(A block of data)
━━━━━━━━
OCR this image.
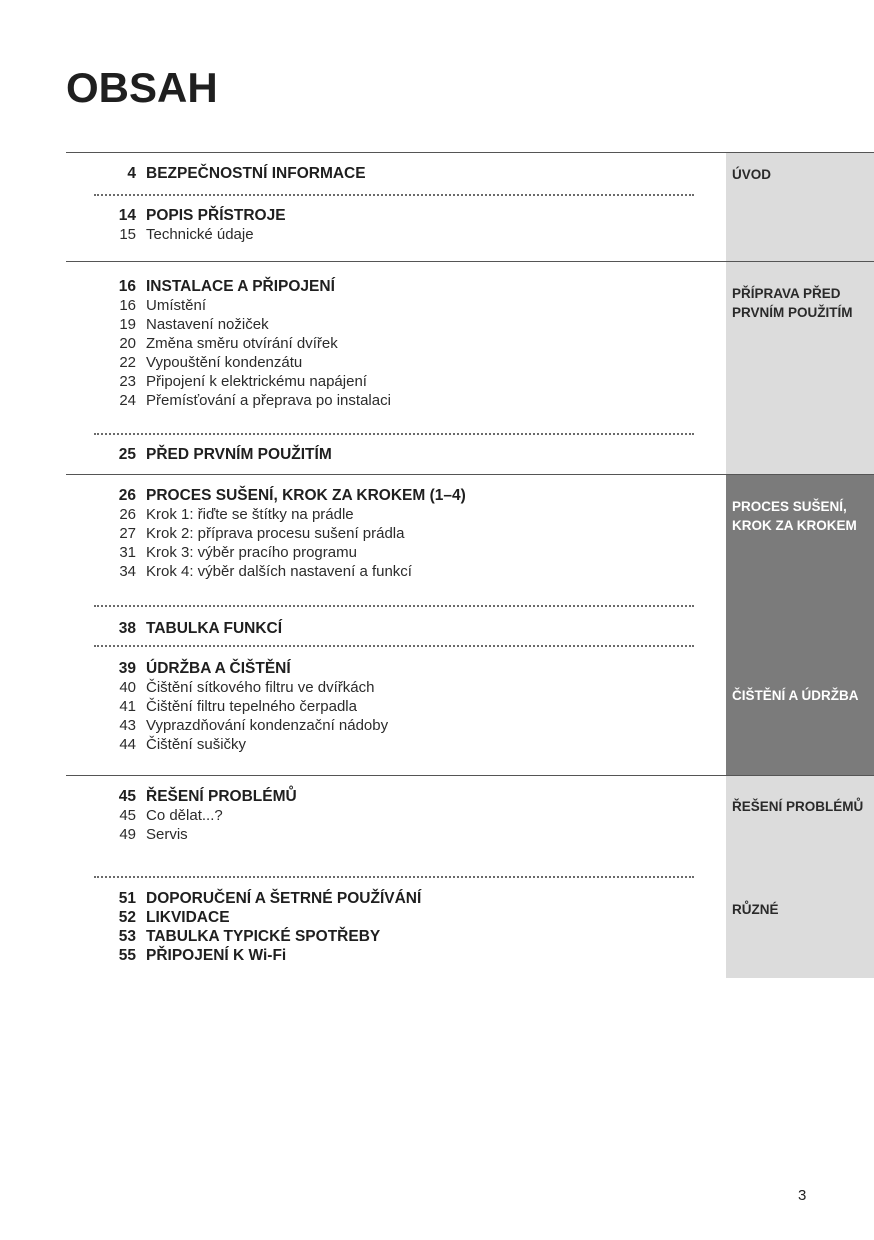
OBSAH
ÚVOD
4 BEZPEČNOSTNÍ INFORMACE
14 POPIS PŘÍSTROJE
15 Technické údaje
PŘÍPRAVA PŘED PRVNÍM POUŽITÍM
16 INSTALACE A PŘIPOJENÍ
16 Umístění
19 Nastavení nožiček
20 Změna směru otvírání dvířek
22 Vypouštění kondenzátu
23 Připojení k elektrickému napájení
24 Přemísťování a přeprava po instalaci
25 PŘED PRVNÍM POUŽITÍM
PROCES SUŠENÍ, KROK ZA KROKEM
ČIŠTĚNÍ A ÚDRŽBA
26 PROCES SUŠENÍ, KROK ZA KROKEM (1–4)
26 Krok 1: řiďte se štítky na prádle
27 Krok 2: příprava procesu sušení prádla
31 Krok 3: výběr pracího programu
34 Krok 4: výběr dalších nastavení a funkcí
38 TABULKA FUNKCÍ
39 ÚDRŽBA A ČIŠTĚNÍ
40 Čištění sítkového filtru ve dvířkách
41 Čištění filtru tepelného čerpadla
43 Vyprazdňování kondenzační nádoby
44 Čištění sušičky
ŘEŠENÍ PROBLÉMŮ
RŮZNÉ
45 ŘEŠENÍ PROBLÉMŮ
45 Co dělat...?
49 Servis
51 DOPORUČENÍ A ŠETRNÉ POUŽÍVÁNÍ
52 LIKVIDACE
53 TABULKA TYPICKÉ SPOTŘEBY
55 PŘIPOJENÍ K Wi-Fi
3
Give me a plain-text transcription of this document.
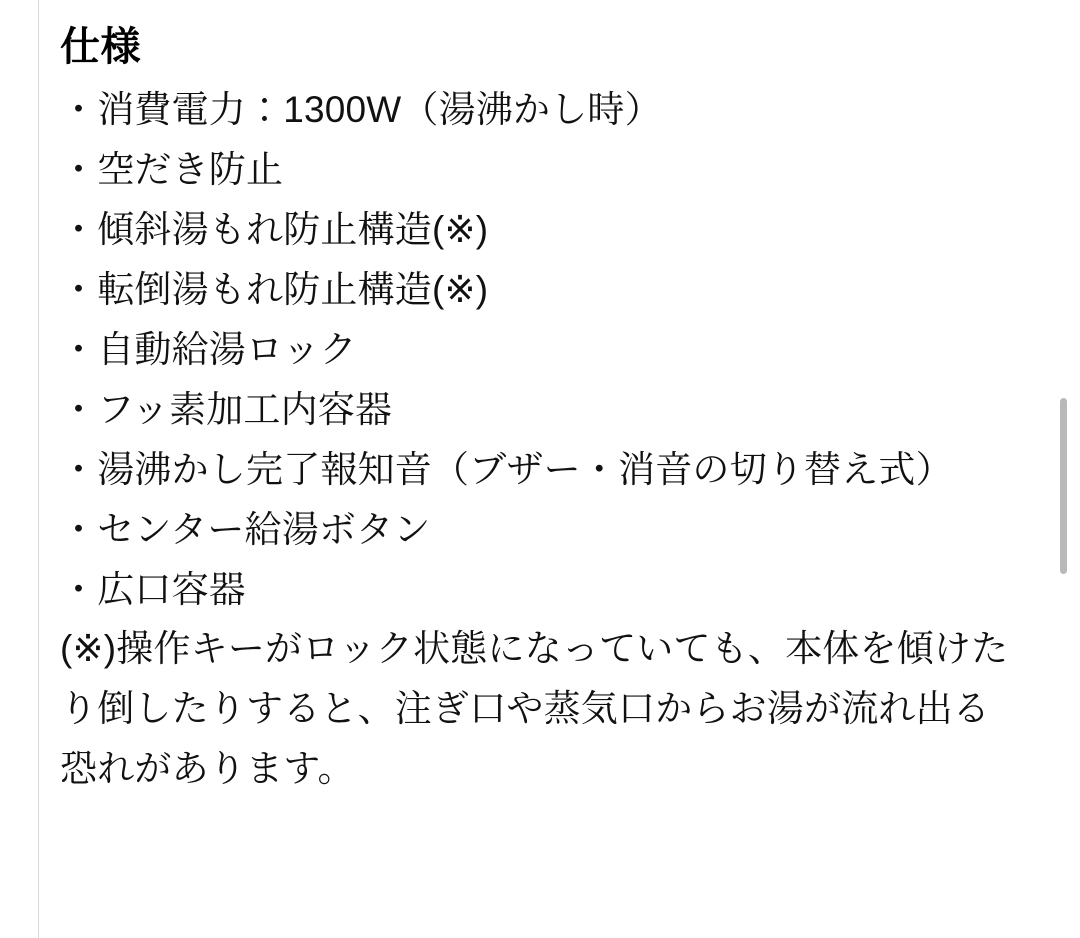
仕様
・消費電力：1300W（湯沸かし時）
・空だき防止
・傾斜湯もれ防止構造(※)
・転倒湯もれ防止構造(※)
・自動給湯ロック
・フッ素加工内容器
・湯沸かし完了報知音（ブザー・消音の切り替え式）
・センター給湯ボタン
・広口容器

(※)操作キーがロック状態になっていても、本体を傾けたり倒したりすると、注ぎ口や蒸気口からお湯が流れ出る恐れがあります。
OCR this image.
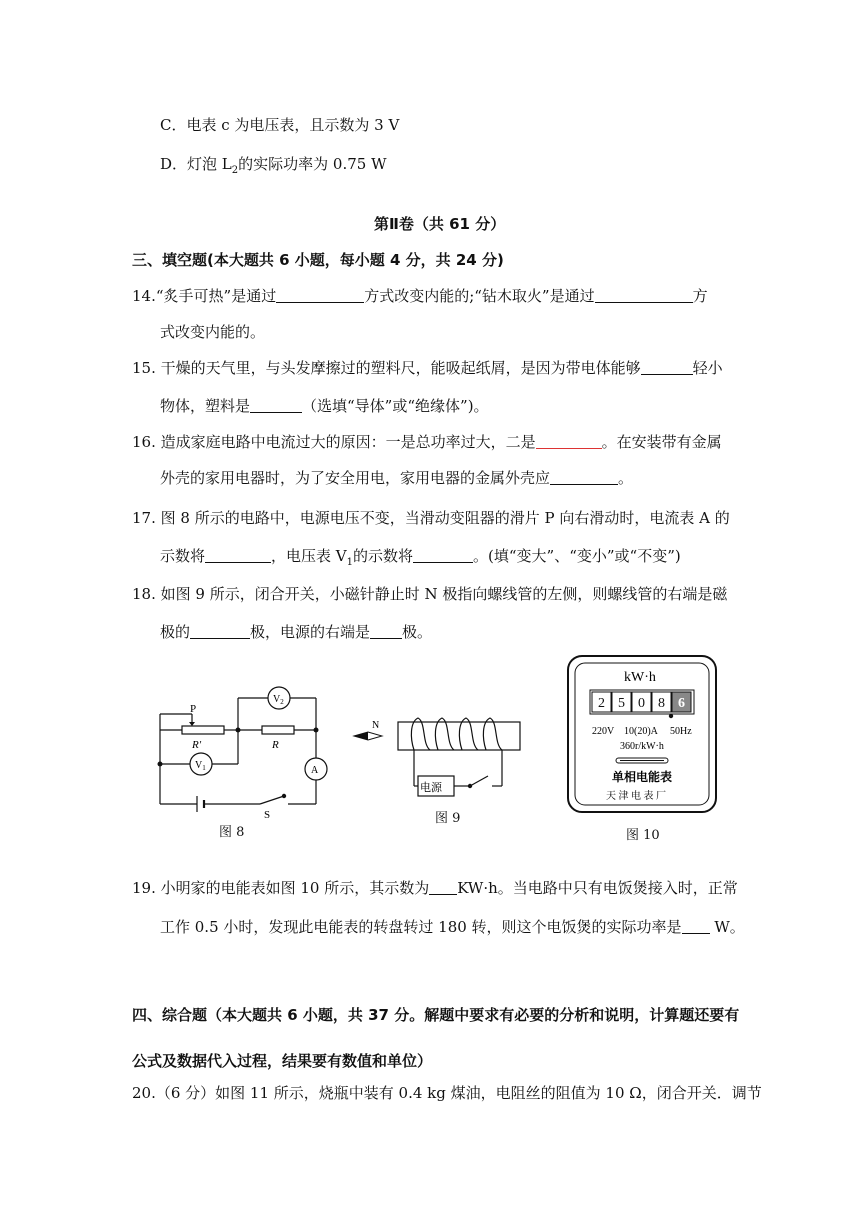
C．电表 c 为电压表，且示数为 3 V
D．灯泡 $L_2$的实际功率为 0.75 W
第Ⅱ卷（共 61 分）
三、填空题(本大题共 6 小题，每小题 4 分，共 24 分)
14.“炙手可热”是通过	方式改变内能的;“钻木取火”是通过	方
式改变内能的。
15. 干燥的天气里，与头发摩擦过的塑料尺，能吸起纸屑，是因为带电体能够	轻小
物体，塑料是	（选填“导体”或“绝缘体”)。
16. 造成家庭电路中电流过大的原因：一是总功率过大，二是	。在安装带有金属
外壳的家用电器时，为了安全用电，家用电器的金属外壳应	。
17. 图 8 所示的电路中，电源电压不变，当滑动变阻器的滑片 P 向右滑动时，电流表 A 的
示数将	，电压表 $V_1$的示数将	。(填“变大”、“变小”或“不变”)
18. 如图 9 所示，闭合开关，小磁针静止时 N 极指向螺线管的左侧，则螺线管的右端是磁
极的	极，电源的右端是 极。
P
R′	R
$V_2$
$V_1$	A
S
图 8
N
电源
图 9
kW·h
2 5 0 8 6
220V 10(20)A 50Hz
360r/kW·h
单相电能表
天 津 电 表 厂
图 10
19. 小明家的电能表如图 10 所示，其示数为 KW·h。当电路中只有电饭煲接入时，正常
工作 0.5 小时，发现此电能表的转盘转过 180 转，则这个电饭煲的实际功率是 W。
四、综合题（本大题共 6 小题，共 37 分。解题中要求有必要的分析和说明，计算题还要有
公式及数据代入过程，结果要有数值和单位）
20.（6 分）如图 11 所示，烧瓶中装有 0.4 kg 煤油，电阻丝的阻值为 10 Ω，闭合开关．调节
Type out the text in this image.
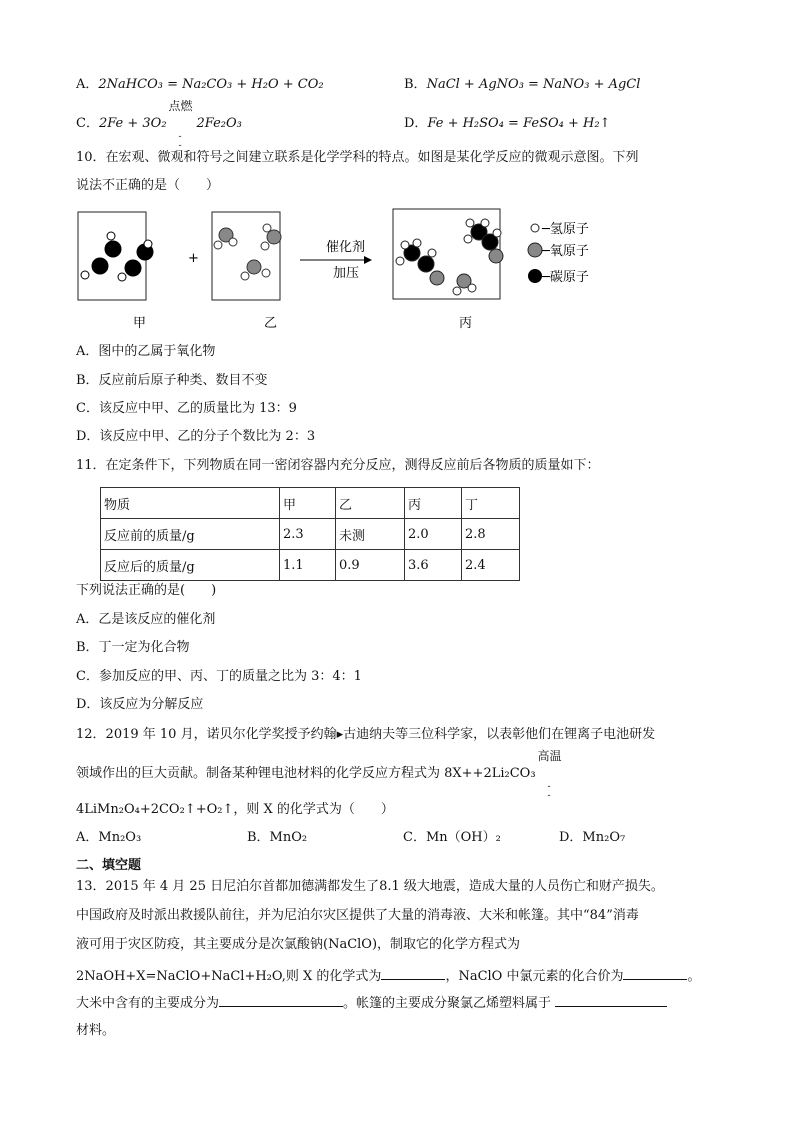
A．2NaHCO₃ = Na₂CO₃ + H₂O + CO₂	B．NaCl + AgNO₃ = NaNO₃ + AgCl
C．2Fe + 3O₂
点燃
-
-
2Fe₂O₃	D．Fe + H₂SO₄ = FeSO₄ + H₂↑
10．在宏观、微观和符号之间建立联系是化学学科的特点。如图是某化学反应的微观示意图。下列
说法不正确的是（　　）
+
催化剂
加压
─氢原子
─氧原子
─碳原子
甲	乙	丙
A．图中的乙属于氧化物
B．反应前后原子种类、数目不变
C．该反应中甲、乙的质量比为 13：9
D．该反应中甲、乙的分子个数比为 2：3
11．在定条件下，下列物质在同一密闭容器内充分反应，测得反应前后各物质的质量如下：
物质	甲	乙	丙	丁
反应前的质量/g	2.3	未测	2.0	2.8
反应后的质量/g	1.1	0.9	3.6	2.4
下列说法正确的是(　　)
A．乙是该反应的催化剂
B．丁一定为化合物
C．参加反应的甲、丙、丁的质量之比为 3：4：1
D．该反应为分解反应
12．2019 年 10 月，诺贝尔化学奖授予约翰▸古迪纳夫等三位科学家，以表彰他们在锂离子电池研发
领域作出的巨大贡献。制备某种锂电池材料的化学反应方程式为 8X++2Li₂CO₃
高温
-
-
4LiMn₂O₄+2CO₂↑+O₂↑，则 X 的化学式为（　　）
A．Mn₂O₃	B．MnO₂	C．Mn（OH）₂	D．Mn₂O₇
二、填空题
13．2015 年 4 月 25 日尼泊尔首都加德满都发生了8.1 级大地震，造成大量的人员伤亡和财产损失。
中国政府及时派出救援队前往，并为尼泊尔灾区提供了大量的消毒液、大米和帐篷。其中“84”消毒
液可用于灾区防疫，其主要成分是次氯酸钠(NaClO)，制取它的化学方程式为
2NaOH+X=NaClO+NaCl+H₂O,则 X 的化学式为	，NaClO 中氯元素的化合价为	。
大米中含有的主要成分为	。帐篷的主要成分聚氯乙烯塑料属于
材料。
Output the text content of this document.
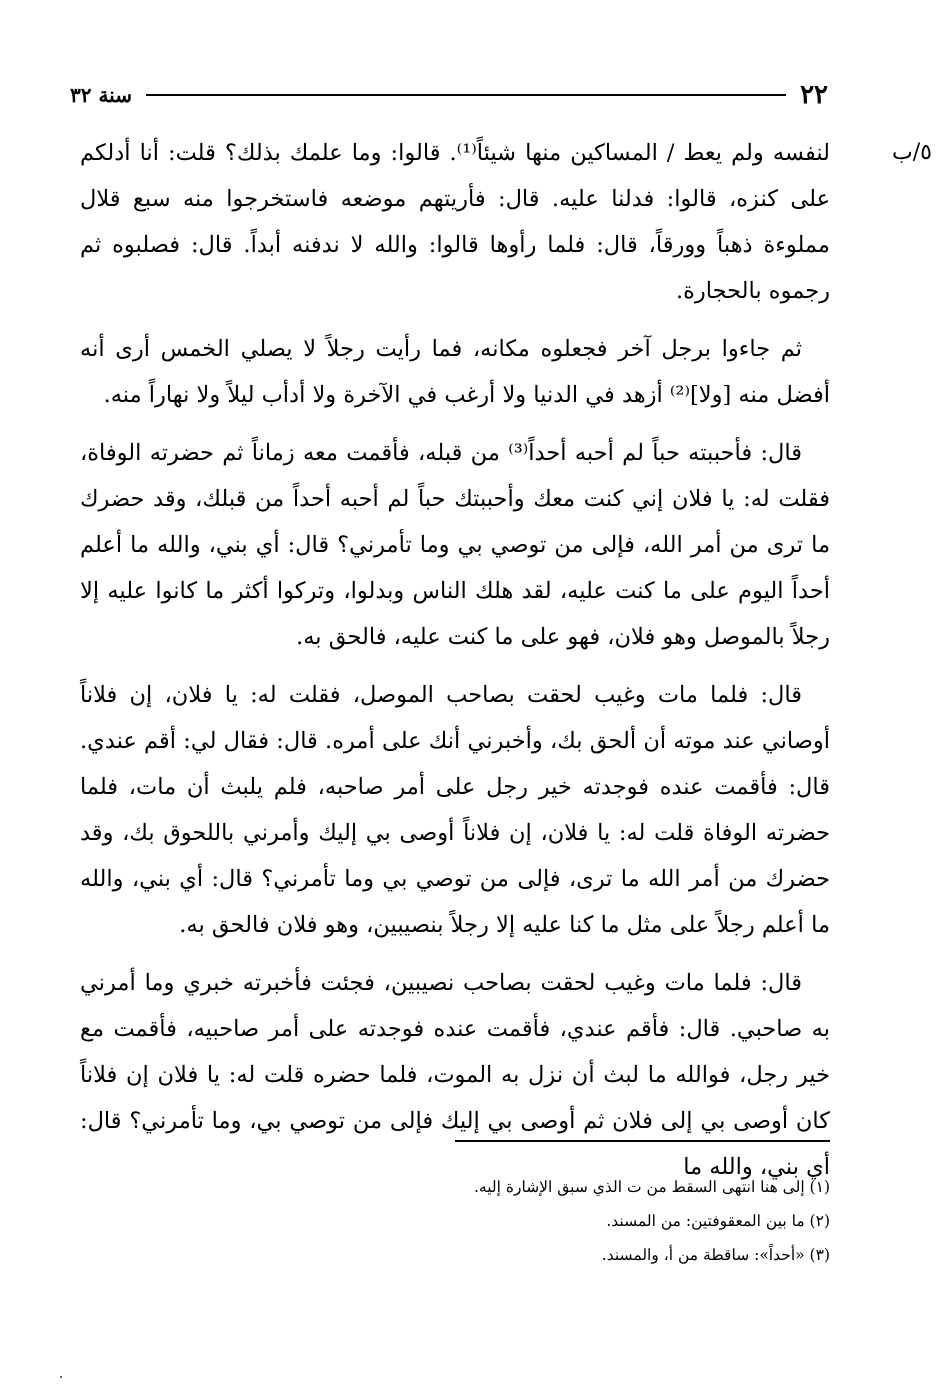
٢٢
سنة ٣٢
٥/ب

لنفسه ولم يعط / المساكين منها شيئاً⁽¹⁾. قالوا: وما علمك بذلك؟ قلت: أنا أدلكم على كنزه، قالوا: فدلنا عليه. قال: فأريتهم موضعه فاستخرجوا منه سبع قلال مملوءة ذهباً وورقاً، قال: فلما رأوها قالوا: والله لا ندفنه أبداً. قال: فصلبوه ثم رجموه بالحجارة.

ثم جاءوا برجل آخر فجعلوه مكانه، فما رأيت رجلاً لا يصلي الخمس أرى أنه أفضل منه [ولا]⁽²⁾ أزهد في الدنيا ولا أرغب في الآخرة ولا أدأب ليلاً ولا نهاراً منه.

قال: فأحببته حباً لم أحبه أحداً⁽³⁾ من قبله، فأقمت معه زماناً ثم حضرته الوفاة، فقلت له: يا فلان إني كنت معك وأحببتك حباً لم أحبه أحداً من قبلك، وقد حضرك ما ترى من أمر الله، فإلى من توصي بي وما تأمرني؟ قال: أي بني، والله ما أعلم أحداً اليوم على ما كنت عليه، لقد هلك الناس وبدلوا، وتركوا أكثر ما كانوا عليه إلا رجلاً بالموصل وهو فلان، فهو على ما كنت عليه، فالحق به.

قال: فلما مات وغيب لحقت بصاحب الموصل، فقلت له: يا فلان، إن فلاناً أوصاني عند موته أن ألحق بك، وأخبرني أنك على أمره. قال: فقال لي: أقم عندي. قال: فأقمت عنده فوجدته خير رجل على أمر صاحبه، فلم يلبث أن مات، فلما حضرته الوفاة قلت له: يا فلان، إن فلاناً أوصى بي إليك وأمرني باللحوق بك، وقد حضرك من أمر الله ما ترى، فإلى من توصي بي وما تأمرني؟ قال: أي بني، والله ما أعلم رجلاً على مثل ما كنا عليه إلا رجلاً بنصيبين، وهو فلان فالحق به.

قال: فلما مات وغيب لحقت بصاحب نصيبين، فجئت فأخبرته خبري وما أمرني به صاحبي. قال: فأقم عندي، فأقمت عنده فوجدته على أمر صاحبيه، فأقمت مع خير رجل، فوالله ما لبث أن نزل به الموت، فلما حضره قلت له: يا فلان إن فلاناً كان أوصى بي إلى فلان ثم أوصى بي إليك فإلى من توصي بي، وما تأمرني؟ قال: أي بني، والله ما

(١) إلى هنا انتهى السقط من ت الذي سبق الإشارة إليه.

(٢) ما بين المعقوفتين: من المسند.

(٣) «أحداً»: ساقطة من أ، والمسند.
━━━━━━━━
• [DESCRIPTION OF THE TASK]
Going through the records above, state how many lines carry "فلانا", with no other text.

• [RESPONSE TO THE TASK]
2